* _What to do_:
Omit every picture and write out the rest of the records exactly.

* _Raw records_:

****************************************

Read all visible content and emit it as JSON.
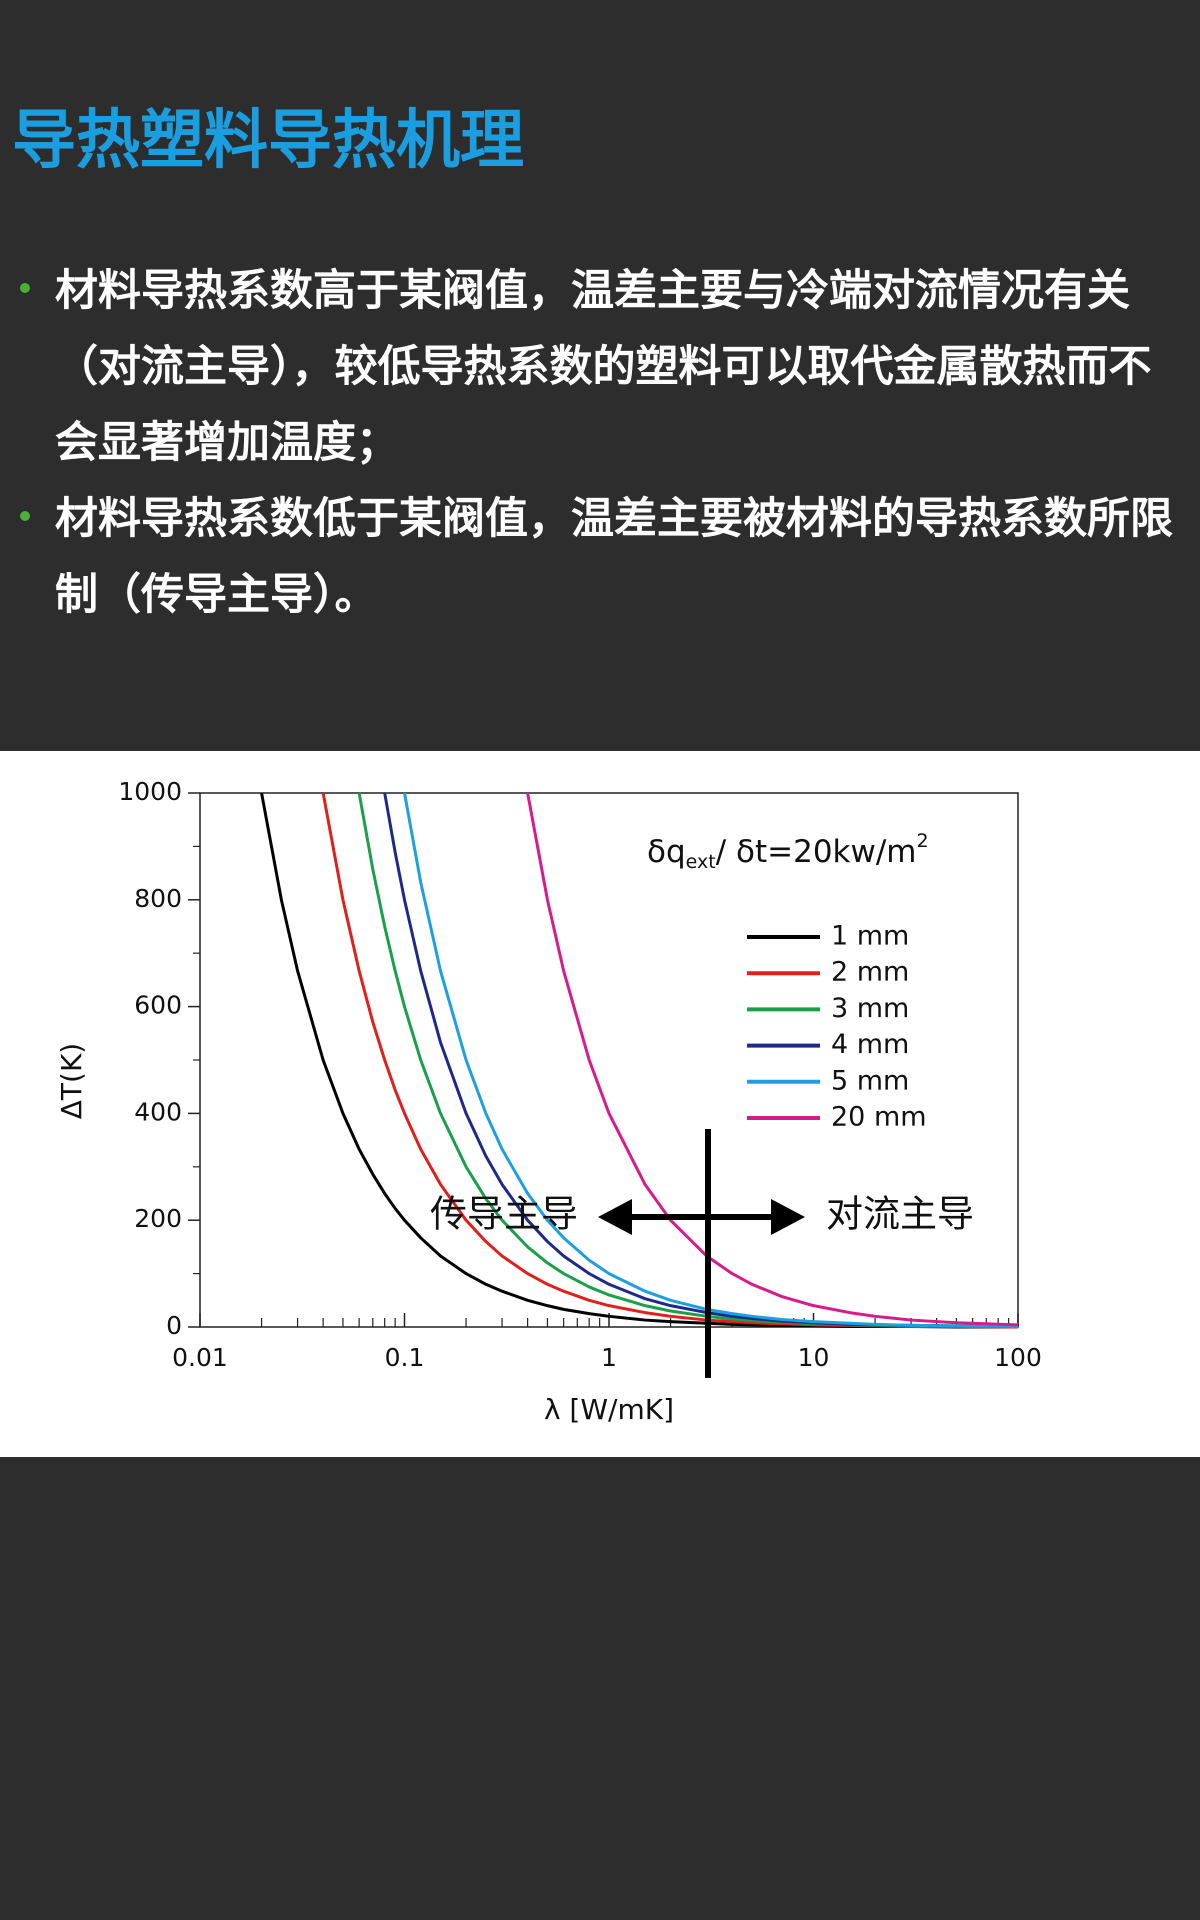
{
  "header": {
    "title": "导热塑料导热机理"
  },
  "bullets": [
    [
      "材料导热系数高于某阀值，温差主要与冷端对流情况有关",
      "（对流主导），较低导热系数的塑料可以取代金属散热而不",
      "会显著增加温度；"
    ],
    [
      "材料导热系数低于某阀值，温差主要被材料的导热系数所限",
      "制（传导主导）。"
    ]
  ],
  "chart_data": {
    "type": "line",
    "log_x": true,
    "xlabel": "λ [W/mK]",
    "ylabel": "ΔT(K)",
    "annotation": [
      "δq",
      "ext",
      "/ δt=20kw/m",
      "2"
    ],
    "region_labels": [
      "传导主导",
      "对流主导"
    ],
    "xlim": [
      0.01,
      100
    ],
    "ylim": [
      0,
      1000
    ],
    "xticks": [
      0.01,
      0.1,
      1,
      10,
      100
    ],
    "xminor": [
      0.02,
      0.03,
      0.04,
      0.05,
      0.06,
      0.07,
      0.08,
      0.09,
      0.2,
      0.3,
      0.4,
      0.5,
      0.6,
      0.7,
      0.8,
      0.9,
      2,
      3,
      4,
      5,
      6,
      7,
      8,
      9,
      20,
      30,
      40,
      50,
      60,
      70,
      80,
      90
    ],
    "yticks": [
      0,
      200,
      400,
      600,
      800,
      1000
    ],
    "yminor": [
      100,
      300,
      500,
      700,
      900
    ],
    "x": [
      0.02,
      0.025,
      0.03,
      0.04,
      0.05,
      0.06,
      0.07,
      0.08,
      0.09,
      0.1,
      0.12,
      0.15,
      0.2,
      0.25,
      0.3,
      0.4,
      0.5,
      0.6,
      0.8,
      1,
      1.5,
      2,
      3,
      4,
      5,
      7,
      10,
      15,
      20,
      30,
      50,
      100
    ],
    "series": [
      {
        "name": "1 mm",
        "color": "#000000",
        "values": [
          1000,
          800,
          667,
          500,
          400,
          333,
          286,
          250,
          222,
          200,
          167,
          133,
          100,
          80,
          67,
          50,
          40,
          33,
          25,
          20,
          13,
          10,
          7,
          5,
          4,
          3,
          2,
          1,
          1,
          1,
          0,
          0
        ]
      },
      {
        "name": "2 mm",
        "color": "#e0201b",
        "values": [
          null,
          null,
          null,
          1000,
          800,
          667,
          571,
          500,
          444,
          400,
          333,
          267,
          200,
          160,
          133,
          100,
          80,
          67,
          50,
          40,
          27,
          20,
          13,
          10,
          8,
          6,
          4,
          3,
          2,
          1,
          1,
          0
        ]
      },
      {
        "name": "3 mm",
        "color": "#1aa04a",
        "values": [
          null,
          null,
          null,
          null,
          null,
          1000,
          857,
          750,
          667,
          600,
          500,
          400,
          300,
          240,
          200,
          150,
          120,
          100,
          75,
          60,
          40,
          30,
          20,
          15,
          12,
          9,
          6,
          4,
          3,
          2,
          1,
          1
        ]
      },
      {
        "name": "4 mm",
        "color": "#1e2a8a",
        "values": [
          null,
          null,
          null,
          null,
          null,
          null,
          null,
          1000,
          889,
          800,
          667,
          533,
          400,
          320,
          267,
          200,
          160,
          133,
          100,
          80,
          53,
          40,
          27,
          20,
          16,
          11,
          8,
          5,
          4,
          3,
          2,
          1
        ]
      },
      {
        "name": "5 mm",
        "color": "#1ea0e0",
        "values": [
          null,
          null,
          null,
          null,
          null,
          null,
          null,
          null,
          null,
          1000,
          833,
          667,
          500,
          400,
          333,
          250,
          200,
          167,
          125,
          100,
          67,
          50,
          33,
          25,
          20,
          14,
          10,
          7,
          5,
          3,
          2,
          1
        ]
      },
      {
        "name": "20 mm",
        "color": "#d81b8c",
        "values": [
          null,
          null,
          null,
          null,
          null,
          null,
          null,
          null,
          null,
          null,
          null,
          null,
          null,
          null,
          null,
          1000,
          800,
          667,
          500,
          400,
          267,
          200,
          133,
          100,
          80,
          57,
          40,
          27,
          20,
          13,
          8,
          4
        ]
      }
    ]
  }
}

****************************************

* _Solution below_:
Read all visible content and emit it as JSON.
{
  "header": {
    "title": "导热塑料导热机理"
  },
  "bullets": [
    [
      "材料导热系数高于某阀值，温差主要与冷端对流情况有关",
      "（对流主导），较低导热系数的塑料可以取代金属散热而不",
      "会显著增加温度；"
    ],
    [
      "材料导热系数低于某阀值，温差主要被材料的导热系数所限",
      "制（传导主导）。"
    ]
  ],
  "chart_data": {
    "type": "line",
    "log_x": true,
    "xlabel": "λ [W/mK]",
    "ylabel": "ΔT(K)",
    "annotation": [
      "δq",
      "ext",
      "/ δt=20kw/m",
      "2"
    ],
    "region_labels": [
      "传导主导",
      "对流主导"
    ],
    "xlim": [
      0.01,
      100
    ],
    "ylim": [
      0,
      1000
    ],
    "xticks": [
      0.01,
      0.1,
      1,
      10,
      100
    ],
    "xminor": [
      0.02,
      0.03,
      0.04,
      0.05,
      0.06,
      0.07,
      0.08,
      0.09,
      0.2,
      0.3,
      0.4,
      0.5,
      0.6,
      0.7,
      0.8,
      0.9,
      2,
      3,
      4,
      5,
      6,
      7,
      8,
      9,
      20,
      30,
      40,
      50,
      60,
      70,
      80,
      90
    ],
    "yticks": [
      0,
      200,
      400,
      600,
      800,
      1000
    ],
    "yminor": [
      100,
      300,
      500,
      700,
      900
    ],
    "x": [
      0.02,
      0.025,
      0.03,
      0.04,
      0.05,
      0.06,
      0.07,
      0.08,
      0.09,
      0.1,
      0.12,
      0.15,
      0.2,
      0.25,
      0.3,
      0.4,
      0.5,
      0.6,
      0.8,
      1,
      1.5,
      2,
      3,
      4,
      5,
      7,
      10,
      15,
      20,
      30,
      50,
      100
    ],
    "series": [
      {
        "name": "1 mm",
        "color": "#000000",
        "values": [
          1000,
          800,
          667,
          500,
          400,
          333,
          286,
          250,
          222,
          200,
          167,
          133,
          100,
          80,
          67,
          50,
          40,
          33,
          25,
          20,
          13,
          10,
          7,
          5,
          4,
          3,
          2,
          1,
          1,
          1,
          0,
          0
        ]
      },
      {
        "name": "2 mm",
        "color": "#e0201b",
        "values": [
          null,
          null,
          null,
          1000,
          800,
          667,
          571,
          500,
          444,
          400,
          333,
          267,
          200,
          160,
          133,
          100,
          80,
          67,
          50,
          40,
          27,
          20,
          13,
          10,
          8,
          6,
          4,
          3,
          2,
          1,
          1,
          0
        ]
      },
      {
        "name": "3 mm",
        "color": "#1aa04a",
        "values": [
          null,
          null,
          null,
          null,
          null,
          1000,
          857,
          750,
          667,
          600,
          500,
          400,
          300,
          240,
          200,
          150,
          120,
          100,
          75,
          60,
          40,
          30,
          20,
          15,
          12,
          9,
          6,
          4,
          3,
          2,
          1,
          1
        ]
      },
      {
        "name": "4 mm",
        "color": "#1e2a8a",
        "values": [
          null,
          null,
          null,
          null,
          null,
          null,
          null,
          1000,
          889,
          800,
          667,
          533,
          400,
          320,
          267,
          200,
          160,
          133,
          100,
          80,
          53,
          40,
          27,
          20,
          16,
          11,
          8,
          5,
          4,
          3,
          2,
          1
        ]
      },
      {
        "name": "5 mm",
        "color": "#1ea0e0",
        "values": [
          null,
          null,
          null,
          null,
          null,
          null,
          null,
          null,
          null,
          1000,
          833,
          667,
          500,
          400,
          333,
          250,
          200,
          167,
          125,
          100,
          67,
          50,
          33,
          25,
          20,
          14,
          10,
          7,
          5,
          3,
          2,
          1
        ]
      },
      {
        "name": "20 mm",
        "color": "#d81b8c",
        "values": [
          null,
          null,
          null,
          null,
          null,
          null,
          null,
          null,
          null,
          null,
          null,
          null,
          null,
          null,
          null,
          1000,
          800,
          667,
          500,
          400,
          267,
          200,
          133,
          100,
          80,
          57,
          40,
          27,
          20,
          13,
          8,
          4
        ]
      }
    ]
  }
}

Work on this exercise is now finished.